Copy every one of the following rows verbatim, keeping their original order.

━━━━━ EXTRACTED ENTRIES

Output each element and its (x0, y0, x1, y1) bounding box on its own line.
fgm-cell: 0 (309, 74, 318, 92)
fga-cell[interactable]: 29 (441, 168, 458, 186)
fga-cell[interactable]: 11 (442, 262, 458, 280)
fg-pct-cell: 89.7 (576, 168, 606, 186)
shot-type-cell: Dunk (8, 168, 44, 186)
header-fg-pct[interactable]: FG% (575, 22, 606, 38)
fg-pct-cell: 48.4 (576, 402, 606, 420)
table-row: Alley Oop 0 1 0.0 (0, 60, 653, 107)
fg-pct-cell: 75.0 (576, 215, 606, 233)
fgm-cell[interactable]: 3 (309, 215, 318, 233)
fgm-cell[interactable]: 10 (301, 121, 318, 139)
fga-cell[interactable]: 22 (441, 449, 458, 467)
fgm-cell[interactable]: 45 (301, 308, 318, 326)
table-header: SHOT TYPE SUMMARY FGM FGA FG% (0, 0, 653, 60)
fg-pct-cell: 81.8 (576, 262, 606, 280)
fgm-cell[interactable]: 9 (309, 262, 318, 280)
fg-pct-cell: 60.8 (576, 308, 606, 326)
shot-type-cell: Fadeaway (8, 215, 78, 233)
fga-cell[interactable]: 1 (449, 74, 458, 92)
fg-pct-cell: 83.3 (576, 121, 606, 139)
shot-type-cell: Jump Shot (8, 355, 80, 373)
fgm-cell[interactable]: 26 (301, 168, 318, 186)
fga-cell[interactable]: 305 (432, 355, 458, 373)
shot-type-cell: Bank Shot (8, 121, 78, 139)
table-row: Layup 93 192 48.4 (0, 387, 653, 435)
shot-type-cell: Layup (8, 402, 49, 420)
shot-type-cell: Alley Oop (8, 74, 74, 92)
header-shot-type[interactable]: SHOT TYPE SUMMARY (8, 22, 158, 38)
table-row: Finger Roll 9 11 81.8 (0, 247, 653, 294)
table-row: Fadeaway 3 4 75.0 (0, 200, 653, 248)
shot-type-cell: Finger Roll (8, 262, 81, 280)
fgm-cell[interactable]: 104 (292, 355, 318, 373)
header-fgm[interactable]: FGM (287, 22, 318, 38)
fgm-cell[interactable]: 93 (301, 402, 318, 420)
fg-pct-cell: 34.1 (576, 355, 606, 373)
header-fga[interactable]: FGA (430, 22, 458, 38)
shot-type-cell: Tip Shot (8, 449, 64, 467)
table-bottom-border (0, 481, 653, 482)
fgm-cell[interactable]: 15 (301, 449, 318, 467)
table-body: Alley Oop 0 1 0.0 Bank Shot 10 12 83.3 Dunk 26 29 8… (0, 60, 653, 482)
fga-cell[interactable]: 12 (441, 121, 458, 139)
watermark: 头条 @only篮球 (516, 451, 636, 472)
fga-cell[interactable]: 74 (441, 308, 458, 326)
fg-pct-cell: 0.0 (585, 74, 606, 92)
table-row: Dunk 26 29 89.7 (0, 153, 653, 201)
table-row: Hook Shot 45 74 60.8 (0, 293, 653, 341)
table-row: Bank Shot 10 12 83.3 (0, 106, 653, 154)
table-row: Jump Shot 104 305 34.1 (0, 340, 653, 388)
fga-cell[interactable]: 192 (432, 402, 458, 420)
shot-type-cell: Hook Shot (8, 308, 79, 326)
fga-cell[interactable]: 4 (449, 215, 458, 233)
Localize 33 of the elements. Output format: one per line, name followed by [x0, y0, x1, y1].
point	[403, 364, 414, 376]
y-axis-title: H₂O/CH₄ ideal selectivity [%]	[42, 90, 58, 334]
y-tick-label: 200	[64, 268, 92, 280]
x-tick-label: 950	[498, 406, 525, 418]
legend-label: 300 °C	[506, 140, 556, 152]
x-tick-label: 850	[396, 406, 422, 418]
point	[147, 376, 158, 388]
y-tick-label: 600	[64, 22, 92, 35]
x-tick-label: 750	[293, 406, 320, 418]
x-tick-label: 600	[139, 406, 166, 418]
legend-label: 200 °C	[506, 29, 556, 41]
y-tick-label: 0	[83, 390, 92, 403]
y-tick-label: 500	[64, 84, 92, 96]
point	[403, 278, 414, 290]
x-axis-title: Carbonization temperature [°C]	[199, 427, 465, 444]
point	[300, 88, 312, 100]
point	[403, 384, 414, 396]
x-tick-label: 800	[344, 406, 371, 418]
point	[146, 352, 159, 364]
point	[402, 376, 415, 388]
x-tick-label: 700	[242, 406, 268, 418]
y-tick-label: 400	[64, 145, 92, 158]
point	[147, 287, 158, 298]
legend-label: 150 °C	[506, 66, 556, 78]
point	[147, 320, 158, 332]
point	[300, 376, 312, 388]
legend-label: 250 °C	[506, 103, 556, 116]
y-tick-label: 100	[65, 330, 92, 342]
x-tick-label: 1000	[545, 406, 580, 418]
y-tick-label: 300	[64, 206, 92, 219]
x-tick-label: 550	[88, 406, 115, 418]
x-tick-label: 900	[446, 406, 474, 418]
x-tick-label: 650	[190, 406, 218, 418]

━━━━━━━━━━

ANSWER FOR THIS EXERCISE →
Output each element and its (x0, y0, x1, y1) bounding box on its own line.
fgm-cell: 0 (309, 74, 318, 92)
fga-cell[interactable]: 29 (441, 168, 458, 186)
fga-cell[interactable]: 11 (442, 262, 458, 280)
fg-pct-cell: 89.7 (576, 168, 606, 186)
shot-type-cell: Dunk (8, 168, 44, 186)
header-fg-pct[interactable]: FG% (575, 22, 606, 38)
fg-pct-cell: 48.4 (576, 402, 606, 420)
table-row: Alley Oop 0 1 0.0 (0, 60, 653, 107)
fg-pct-cell: 75.0 (576, 215, 606, 233)
fgm-cell[interactable]: 3 (309, 215, 318, 233)
fgm-cell[interactable]: 10 (301, 121, 318, 139)
fga-cell[interactable]: 22 (441, 449, 458, 467)
fgm-cell[interactable]: 45 (301, 308, 318, 326)
table-header: SHOT TYPE SUMMARY FGM FGA FG% (0, 0, 653, 60)
fg-pct-cell: 81.8 (576, 262, 606, 280)
fgm-cell[interactable]: 9 (309, 262, 318, 280)
fg-pct-cell: 60.8 (576, 308, 606, 326)
shot-type-cell: Fadeaway (8, 215, 78, 233)
fga-cell[interactable]: 1 (449, 74, 458, 92)
fg-pct-cell: 83.3 (576, 121, 606, 139)
shot-type-cell: Jump Shot (8, 355, 80, 373)
fgm-cell[interactable]: 26 (301, 168, 318, 186)
fga-cell[interactable]: 305 (432, 355, 458, 373)
shot-type-cell: Bank Shot (8, 121, 78, 139)
table-row: Layup 93 192 48.4 (0, 387, 653, 435)
shot-type-cell: Layup (8, 402, 49, 420)
shot-type-cell: Alley Oop (8, 74, 74, 92)
header-shot-type[interactable]: SHOT TYPE SUMMARY (8, 22, 158, 38)
table-row: Finger Roll 9 11 81.8 (0, 247, 653, 294)
table-row: Fadeaway 3 4 75.0 (0, 200, 653, 248)
shot-type-cell: Finger Roll (8, 262, 81, 280)
fgm-cell[interactable]: 104 (292, 355, 318, 373)
header-fgm[interactable]: FGM (287, 22, 318, 38)
fgm-cell[interactable]: 93 (301, 402, 318, 420)
fg-pct-cell: 34.1 (576, 355, 606, 373)
header-fga[interactable]: FGA (430, 22, 458, 38)
shot-type-cell: Tip Shot (8, 449, 64, 467)
table-bottom-border (0, 481, 653, 482)
fgm-cell[interactable]: 15 (301, 449, 318, 467)
table-body: Alley Oop 0 1 0.0 Bank Shot 10 12 83.3 Dunk 26 29 8… (0, 60, 653, 482)
fga-cell[interactable]: 12 (441, 121, 458, 139)
watermark: 头条 @only篮球 (516, 451, 636, 472)
fga-cell[interactable]: 74 (441, 308, 458, 326)
fg-pct-cell: 0.0 (585, 74, 606, 92)
table-row: Dunk 26 29 89.7 (0, 153, 653, 201)
table-row: Hook Shot 45 74 60.8 (0, 293, 653, 341)
table-row: Bank Shot 10 12 83.3 (0, 106, 653, 154)
table-row: Jump Shot 104 305 34.1 (0, 340, 653, 388)
fga-cell[interactable]: 192 (432, 402, 458, 420)
shot-type-cell: Hook Shot (8, 308, 79, 326)
fga-cell[interactable]: 4 (449, 215, 458, 233)
Localize 33 of the elements. Output format: one per line, name followed by [x0, y0, x1, y1].
point	[403, 364, 414, 376]
y-axis-title: H₂O/CH₄ ideal selectivity [%]	[42, 90, 58, 334]
y-tick-label: 200	[64, 268, 92, 280]
x-tick-label: 950	[498, 406, 525, 418]
legend-label: 300 °C	[506, 140, 556, 152]
x-tick-label: 850	[396, 406, 422, 418]
point	[147, 376, 158, 388]
y-tick-label: 600	[64, 22, 92, 35]
x-tick-label: 750	[293, 406, 320, 418]
x-tick-label: 600	[139, 406, 166, 418]
legend-label: 200 °C	[506, 29, 556, 41]
y-tick-label: 0	[83, 390, 92, 403]
y-tick-label: 500	[64, 84, 92, 96]
point	[403, 278, 414, 290]
x-axis-title: Carbonization temperature [°C]	[199, 427, 465, 444]
point	[300, 88, 312, 100]
point	[403, 384, 414, 396]
x-tick-label: 800	[344, 406, 371, 418]
point	[146, 352, 159, 364]
point	[402, 376, 415, 388]
x-tick-label: 700	[242, 406, 268, 418]
y-tick-label: 400	[64, 145, 92, 158]
point	[147, 287, 158, 298]
legend-label: 150 °C	[506, 66, 556, 78]
point	[147, 320, 158, 332]
point	[300, 376, 312, 388]
legend-label: 250 °C	[506, 103, 556, 116]
y-tick-label: 100	[65, 330, 92, 342]
x-tick-label: 1000	[545, 406, 580, 418]
y-tick-label: 300	[64, 206, 92, 219]
x-tick-label: 550	[88, 406, 115, 418]
x-tick-label: 900	[446, 406, 474, 418]
x-tick-label: 650	[190, 406, 218, 418]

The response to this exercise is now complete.